[What the exercise asks] Reproduce every line of the records below without any alteration, leaving out the pictures.

---------------

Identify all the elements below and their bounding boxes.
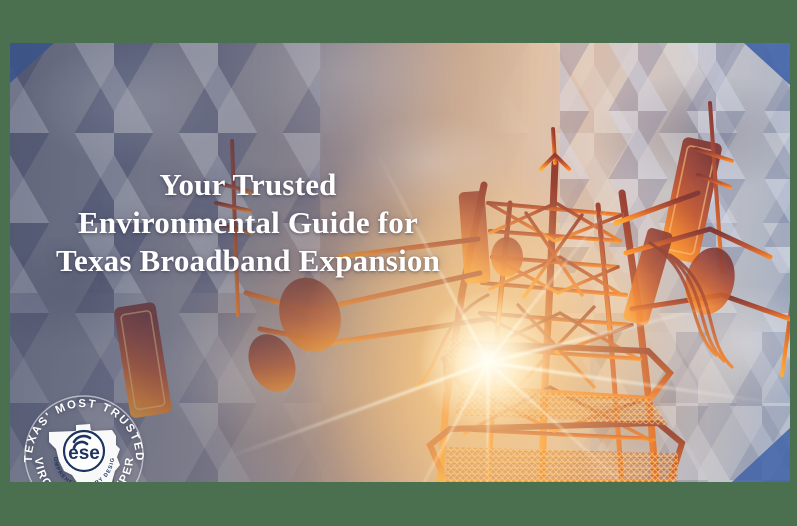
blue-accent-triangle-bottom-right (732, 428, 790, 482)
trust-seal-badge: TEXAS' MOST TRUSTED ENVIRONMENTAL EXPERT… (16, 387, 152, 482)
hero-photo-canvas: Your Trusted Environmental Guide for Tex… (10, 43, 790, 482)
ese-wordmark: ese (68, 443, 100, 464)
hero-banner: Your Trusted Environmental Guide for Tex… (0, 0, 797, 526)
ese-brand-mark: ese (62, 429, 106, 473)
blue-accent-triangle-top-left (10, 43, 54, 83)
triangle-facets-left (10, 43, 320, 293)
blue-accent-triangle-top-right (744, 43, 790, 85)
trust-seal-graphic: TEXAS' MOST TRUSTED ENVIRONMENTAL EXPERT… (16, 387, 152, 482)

---------------

[Task solution]
Identify all the elements below and their bounding boxes.
blue-accent-triangle-bottom-right (732, 428, 790, 482)
trust-seal-badge: TEXAS' MOST TRUSTED ENVIRONMENTAL EXPERT… (16, 387, 152, 482)
hero-photo-canvas: Your Trusted Environmental Guide for Tex… (10, 43, 790, 482)
ese-wordmark: ese (68, 443, 100, 464)
hero-banner: Your Trusted Environmental Guide for Tex… (0, 0, 797, 526)
ese-brand-mark: ese (62, 429, 106, 473)
blue-accent-triangle-top-left (10, 43, 54, 83)
triangle-facets-left (10, 43, 320, 293)
blue-accent-triangle-top-right (744, 43, 790, 85)
trust-seal-graphic: TEXAS' MOST TRUSTED ENVIRONMENTAL EXPERT… (16, 387, 152, 482)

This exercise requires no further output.